[Start of Data supplied]
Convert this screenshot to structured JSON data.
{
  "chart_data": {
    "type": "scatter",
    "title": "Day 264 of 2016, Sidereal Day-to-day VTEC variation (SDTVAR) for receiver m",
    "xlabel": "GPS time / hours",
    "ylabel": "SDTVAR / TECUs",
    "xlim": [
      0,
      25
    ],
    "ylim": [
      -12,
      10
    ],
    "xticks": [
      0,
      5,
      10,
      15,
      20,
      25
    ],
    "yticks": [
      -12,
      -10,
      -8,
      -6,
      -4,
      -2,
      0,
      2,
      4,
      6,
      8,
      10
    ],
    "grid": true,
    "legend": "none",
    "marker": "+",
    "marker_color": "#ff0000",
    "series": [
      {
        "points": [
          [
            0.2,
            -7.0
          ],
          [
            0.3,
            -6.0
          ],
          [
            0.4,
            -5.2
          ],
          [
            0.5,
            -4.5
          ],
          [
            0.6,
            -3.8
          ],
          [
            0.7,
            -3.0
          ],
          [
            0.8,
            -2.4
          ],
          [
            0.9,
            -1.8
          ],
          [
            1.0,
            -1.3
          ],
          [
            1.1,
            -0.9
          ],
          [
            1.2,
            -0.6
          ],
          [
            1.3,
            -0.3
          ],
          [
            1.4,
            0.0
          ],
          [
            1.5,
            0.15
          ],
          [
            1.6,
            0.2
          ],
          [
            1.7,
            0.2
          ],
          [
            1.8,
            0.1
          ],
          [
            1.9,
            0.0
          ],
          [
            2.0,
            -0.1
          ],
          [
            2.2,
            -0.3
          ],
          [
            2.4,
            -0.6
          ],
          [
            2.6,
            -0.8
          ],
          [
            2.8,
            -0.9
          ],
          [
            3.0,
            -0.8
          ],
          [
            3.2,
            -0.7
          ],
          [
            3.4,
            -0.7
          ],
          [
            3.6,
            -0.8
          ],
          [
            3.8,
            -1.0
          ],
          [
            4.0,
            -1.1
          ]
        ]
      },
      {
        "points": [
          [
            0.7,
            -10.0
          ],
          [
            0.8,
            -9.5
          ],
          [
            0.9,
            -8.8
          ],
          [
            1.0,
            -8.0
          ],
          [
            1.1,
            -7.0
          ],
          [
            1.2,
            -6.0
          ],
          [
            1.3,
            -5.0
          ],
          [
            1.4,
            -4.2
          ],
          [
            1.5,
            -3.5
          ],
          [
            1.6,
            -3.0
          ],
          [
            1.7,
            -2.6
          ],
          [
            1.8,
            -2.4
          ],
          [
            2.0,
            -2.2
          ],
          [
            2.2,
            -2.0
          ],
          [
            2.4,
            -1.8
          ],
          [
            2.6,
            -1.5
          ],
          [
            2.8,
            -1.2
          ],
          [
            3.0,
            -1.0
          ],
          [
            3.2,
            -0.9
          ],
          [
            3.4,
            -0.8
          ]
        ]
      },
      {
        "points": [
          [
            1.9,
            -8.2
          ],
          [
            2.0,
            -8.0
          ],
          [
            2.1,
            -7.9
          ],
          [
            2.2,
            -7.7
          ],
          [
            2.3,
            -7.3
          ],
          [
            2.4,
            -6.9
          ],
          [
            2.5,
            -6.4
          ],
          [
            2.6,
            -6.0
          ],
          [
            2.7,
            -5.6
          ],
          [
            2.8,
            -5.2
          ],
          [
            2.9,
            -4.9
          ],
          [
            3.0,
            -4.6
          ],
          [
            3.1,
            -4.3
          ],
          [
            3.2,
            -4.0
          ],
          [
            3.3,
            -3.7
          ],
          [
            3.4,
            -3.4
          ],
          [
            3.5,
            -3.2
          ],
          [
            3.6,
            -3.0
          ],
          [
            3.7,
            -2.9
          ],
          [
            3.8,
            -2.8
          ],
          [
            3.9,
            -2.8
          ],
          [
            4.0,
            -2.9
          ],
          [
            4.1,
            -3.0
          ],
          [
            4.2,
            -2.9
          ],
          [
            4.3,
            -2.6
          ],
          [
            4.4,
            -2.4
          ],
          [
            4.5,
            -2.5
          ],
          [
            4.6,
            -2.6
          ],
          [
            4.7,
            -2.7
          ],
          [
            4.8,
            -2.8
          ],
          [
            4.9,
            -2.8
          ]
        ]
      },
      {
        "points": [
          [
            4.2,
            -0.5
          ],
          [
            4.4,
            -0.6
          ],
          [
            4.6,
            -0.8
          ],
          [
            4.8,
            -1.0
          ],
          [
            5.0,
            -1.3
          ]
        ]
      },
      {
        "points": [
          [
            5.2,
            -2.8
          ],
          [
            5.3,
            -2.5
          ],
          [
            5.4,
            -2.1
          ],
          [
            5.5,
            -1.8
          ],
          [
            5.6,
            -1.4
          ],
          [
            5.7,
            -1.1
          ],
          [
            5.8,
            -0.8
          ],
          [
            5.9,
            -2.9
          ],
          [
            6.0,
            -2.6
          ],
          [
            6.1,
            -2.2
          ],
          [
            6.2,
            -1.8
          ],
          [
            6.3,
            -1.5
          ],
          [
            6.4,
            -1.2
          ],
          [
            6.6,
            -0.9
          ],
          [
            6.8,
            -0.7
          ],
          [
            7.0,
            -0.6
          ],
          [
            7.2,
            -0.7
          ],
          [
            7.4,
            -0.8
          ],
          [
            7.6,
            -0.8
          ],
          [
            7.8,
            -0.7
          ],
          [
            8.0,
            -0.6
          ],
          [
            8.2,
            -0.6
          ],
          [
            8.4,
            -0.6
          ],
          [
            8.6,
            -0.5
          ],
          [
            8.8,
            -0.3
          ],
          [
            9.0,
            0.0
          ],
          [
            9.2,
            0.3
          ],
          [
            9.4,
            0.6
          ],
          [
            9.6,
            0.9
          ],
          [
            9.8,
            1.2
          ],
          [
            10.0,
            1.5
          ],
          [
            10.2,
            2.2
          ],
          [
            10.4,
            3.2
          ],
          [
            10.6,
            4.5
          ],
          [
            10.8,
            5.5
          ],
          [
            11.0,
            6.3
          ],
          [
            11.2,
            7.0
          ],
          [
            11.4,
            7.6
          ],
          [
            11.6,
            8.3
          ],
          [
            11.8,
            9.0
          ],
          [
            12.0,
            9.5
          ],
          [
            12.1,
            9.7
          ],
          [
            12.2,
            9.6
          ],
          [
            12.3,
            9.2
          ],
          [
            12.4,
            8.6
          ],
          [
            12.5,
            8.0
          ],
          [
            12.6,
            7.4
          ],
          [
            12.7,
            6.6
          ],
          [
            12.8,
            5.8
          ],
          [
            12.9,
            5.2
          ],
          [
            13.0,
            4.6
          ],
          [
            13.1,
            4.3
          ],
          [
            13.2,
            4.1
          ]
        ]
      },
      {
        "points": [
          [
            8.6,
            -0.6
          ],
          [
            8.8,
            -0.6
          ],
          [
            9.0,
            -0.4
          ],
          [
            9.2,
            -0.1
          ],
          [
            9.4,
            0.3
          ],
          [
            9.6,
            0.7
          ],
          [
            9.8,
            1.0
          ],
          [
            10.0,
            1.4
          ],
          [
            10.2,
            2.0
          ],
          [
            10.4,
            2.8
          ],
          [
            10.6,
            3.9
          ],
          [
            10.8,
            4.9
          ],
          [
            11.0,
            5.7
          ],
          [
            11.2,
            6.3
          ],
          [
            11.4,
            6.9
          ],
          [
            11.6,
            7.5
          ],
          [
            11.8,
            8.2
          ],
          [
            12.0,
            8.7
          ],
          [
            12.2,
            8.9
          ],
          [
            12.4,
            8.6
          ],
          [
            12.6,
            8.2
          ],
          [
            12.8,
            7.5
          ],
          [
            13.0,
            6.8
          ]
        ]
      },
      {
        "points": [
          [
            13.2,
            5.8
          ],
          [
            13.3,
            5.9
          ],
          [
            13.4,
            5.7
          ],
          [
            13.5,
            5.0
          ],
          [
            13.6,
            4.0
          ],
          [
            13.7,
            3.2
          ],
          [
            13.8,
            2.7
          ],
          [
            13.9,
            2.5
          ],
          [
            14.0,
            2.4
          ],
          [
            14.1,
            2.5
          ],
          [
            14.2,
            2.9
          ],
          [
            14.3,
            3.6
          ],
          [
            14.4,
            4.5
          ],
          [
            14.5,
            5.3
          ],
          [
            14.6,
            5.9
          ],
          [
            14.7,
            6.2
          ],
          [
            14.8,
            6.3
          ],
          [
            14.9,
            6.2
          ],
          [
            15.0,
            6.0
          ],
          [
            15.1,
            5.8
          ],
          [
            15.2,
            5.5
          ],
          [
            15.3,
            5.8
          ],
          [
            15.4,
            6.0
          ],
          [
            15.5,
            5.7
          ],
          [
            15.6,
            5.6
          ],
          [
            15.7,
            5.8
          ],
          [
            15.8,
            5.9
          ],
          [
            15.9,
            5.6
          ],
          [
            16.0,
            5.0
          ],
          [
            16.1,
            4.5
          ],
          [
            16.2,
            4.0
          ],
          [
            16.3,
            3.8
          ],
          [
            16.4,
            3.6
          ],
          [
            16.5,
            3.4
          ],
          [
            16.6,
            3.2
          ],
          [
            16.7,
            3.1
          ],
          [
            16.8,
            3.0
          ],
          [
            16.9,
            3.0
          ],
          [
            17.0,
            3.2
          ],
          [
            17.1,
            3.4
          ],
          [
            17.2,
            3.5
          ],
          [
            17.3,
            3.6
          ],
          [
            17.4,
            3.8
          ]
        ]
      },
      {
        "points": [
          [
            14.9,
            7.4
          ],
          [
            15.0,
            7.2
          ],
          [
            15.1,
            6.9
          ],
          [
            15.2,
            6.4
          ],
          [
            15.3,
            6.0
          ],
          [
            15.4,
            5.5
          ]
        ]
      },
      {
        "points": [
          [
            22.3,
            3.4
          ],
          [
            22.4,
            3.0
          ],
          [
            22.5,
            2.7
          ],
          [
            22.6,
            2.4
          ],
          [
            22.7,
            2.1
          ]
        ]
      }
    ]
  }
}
[End of Data supplied]
**Given task**: Locate the word "SDTVAR" in the records above, and return each line that has it.

**Worked solution**:
    "title": "Day 264 of 2016, Sidereal Day-to-day VTEC variation (SDTVAR) for receiver m",
    "ylabel": "SDTVAR / TECUs",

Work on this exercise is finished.